* Given task *
Go through the listing and pick out each line with the word "this" in it.

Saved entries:
***

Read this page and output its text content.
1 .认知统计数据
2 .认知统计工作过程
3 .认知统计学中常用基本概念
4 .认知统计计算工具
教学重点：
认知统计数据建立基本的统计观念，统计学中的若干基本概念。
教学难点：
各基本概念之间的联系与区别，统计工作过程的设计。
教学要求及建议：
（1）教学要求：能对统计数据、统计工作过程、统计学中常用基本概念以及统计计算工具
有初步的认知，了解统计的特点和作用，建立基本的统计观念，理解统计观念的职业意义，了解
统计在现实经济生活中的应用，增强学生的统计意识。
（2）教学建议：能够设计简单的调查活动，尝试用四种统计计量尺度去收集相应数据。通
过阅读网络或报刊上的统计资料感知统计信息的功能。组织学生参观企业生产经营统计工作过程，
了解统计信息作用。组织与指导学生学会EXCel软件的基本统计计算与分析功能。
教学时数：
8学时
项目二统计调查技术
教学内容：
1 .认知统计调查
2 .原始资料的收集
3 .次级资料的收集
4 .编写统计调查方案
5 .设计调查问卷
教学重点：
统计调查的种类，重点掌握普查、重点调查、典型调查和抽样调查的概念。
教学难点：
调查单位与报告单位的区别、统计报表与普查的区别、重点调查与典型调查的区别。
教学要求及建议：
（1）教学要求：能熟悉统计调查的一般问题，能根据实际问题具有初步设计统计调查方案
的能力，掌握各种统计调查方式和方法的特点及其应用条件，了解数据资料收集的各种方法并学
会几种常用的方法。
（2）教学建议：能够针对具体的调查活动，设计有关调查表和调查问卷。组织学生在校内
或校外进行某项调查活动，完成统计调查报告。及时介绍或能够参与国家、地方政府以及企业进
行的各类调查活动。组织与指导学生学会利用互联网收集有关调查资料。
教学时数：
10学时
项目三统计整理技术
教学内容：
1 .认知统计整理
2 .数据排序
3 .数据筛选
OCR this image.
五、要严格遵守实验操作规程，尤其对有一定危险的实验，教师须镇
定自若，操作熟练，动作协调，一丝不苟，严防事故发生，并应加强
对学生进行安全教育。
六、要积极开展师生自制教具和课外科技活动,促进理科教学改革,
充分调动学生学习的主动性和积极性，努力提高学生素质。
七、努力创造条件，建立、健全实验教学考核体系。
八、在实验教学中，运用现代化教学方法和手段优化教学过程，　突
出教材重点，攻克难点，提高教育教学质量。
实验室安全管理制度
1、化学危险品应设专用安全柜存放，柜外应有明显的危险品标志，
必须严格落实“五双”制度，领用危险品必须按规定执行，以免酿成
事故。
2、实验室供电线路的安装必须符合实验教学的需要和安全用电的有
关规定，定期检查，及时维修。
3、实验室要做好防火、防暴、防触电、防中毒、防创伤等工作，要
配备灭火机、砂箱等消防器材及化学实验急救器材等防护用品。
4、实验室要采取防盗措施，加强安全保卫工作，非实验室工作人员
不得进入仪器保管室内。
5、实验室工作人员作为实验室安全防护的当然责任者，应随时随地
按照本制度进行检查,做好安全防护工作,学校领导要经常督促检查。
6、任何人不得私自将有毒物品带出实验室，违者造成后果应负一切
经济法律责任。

***

* Exercise response *
Read this page and output its text content.
OCR this image.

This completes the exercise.